● Request:
Copy every line that holds "Hand".

● Data excerpts:

---------------

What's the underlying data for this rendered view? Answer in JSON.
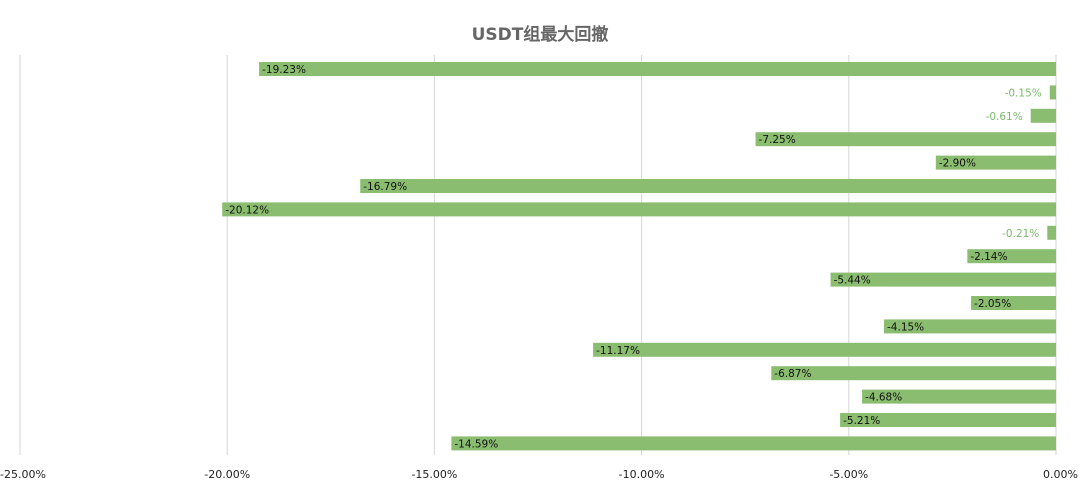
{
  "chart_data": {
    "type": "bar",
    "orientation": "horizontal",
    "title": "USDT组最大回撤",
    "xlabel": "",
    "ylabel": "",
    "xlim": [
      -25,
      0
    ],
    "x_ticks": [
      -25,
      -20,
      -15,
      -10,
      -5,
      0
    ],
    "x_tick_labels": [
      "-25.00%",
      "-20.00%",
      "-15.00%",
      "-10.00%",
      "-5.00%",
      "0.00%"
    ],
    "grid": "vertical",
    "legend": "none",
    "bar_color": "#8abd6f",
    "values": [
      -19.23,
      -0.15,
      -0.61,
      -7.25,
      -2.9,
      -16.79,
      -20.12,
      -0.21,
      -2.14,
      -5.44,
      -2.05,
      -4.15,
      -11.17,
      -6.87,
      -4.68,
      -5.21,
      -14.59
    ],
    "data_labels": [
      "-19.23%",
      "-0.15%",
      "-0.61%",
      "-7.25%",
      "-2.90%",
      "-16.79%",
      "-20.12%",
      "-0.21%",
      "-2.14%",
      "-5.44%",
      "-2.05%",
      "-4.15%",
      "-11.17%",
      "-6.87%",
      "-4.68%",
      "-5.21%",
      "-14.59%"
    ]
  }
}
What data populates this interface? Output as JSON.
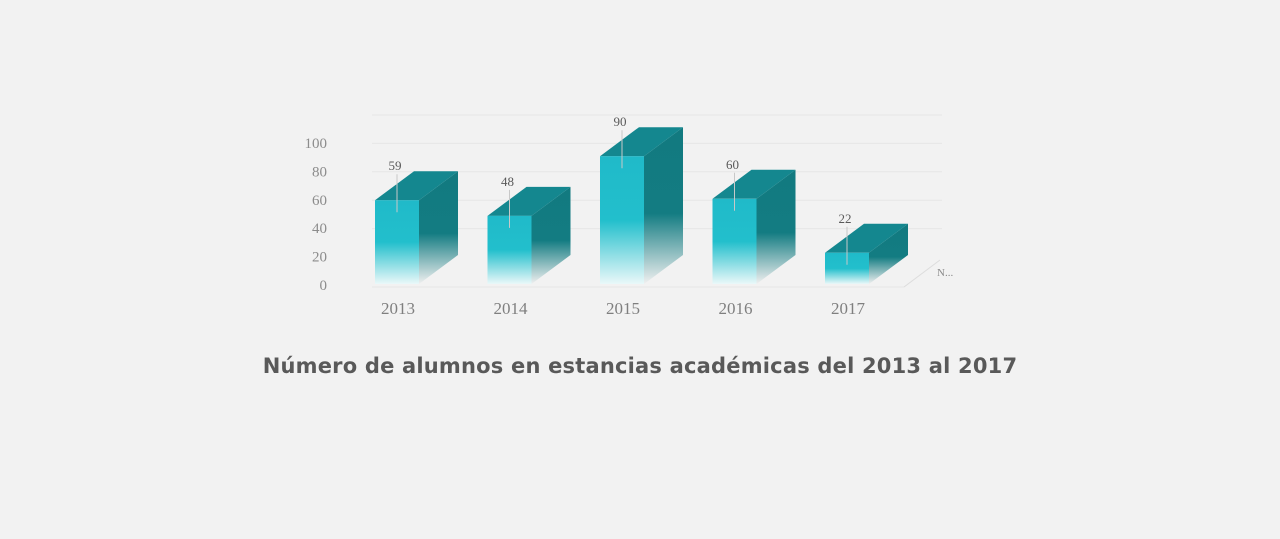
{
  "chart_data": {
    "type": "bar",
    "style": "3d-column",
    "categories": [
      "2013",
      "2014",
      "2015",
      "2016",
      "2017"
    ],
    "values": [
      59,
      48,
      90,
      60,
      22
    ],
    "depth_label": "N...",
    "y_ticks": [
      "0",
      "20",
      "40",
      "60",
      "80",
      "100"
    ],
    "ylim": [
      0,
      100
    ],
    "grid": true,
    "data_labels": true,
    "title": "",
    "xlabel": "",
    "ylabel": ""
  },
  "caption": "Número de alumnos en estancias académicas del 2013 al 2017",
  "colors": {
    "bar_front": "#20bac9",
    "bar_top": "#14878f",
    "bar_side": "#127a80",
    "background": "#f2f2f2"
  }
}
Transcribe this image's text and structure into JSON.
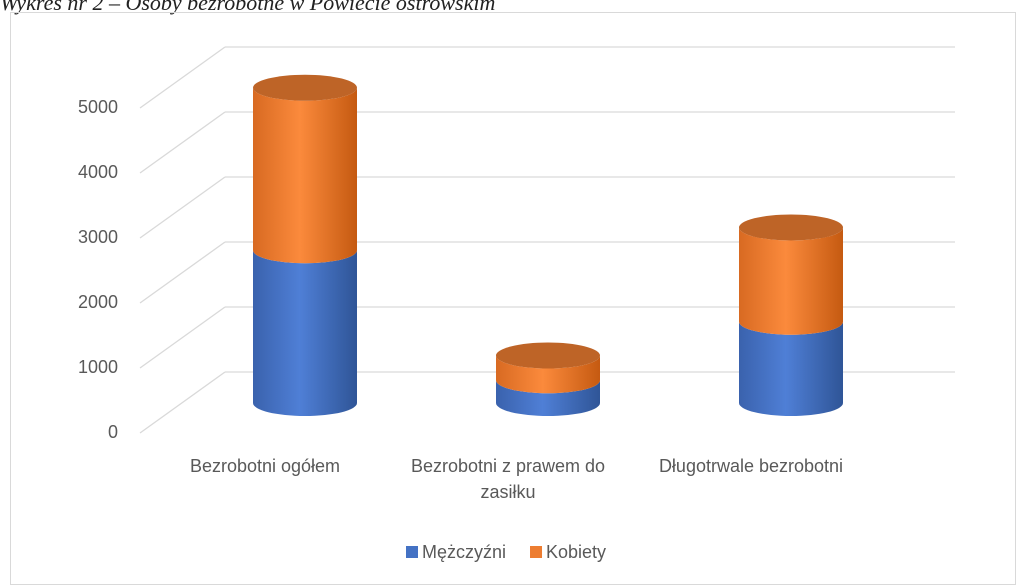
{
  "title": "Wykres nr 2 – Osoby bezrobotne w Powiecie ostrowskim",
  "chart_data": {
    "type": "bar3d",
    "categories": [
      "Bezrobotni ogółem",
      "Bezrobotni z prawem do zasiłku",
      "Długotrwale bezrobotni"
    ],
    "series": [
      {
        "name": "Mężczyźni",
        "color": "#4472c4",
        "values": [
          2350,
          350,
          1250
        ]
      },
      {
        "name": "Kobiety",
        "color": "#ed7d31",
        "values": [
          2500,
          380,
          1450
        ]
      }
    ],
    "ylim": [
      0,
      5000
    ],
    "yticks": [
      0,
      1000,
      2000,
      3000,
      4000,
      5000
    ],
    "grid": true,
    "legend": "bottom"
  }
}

---------------

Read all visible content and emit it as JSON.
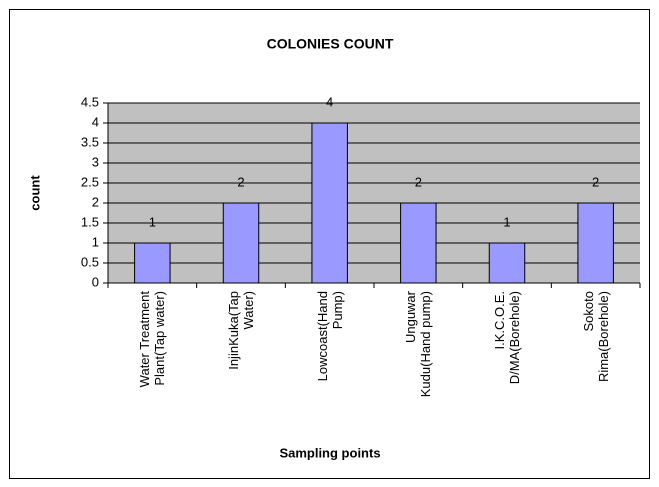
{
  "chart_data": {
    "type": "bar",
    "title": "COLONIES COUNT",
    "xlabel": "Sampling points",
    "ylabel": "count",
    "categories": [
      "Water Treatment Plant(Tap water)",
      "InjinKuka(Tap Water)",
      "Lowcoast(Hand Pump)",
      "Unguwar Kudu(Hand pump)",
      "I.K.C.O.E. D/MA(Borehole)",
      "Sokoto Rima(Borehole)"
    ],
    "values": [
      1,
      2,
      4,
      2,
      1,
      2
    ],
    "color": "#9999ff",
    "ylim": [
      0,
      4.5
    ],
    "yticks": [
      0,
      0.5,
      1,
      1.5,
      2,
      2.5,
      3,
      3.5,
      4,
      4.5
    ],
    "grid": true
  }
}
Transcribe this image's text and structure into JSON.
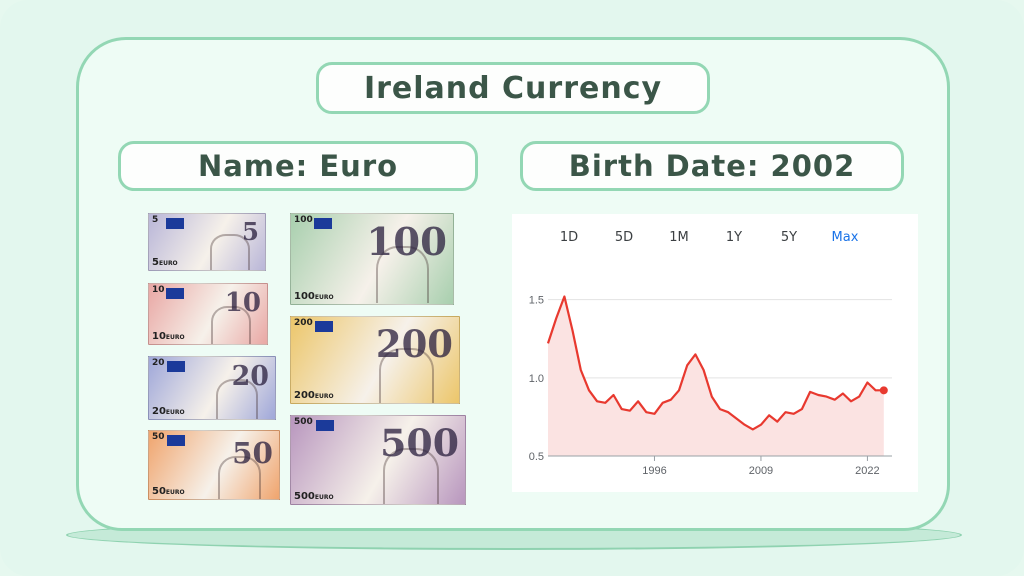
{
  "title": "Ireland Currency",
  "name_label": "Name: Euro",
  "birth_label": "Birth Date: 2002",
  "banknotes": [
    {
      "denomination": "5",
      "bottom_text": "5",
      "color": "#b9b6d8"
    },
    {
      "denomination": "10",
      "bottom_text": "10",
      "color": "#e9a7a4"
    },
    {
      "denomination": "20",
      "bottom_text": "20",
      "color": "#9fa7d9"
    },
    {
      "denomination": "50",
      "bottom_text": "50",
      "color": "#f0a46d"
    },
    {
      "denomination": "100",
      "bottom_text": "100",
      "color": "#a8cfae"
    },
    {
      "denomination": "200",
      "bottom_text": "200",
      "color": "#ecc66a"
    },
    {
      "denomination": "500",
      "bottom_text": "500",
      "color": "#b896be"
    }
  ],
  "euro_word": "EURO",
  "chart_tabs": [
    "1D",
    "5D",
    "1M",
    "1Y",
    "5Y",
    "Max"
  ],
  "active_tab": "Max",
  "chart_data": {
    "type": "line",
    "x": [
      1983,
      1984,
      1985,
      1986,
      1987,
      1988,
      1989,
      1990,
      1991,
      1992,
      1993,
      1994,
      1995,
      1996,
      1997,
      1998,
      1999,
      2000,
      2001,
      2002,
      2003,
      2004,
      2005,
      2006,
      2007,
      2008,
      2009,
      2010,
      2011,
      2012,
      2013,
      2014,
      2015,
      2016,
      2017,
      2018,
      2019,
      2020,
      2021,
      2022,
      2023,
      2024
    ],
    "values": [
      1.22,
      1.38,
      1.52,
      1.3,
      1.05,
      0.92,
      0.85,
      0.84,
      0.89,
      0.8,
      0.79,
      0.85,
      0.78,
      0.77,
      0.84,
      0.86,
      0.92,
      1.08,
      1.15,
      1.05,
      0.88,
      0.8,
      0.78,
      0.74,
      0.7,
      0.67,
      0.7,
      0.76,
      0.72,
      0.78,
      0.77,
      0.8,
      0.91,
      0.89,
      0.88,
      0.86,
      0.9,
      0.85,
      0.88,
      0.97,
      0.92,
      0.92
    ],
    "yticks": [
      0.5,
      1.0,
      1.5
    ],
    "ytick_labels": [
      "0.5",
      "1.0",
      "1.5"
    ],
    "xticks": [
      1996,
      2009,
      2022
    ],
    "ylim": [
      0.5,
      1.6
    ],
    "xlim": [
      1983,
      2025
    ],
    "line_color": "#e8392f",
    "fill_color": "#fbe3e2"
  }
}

---------------

● Complete response:
      "Lowcoast(Hand Pump)",
      "Unguwar Kudu(Hand pump)",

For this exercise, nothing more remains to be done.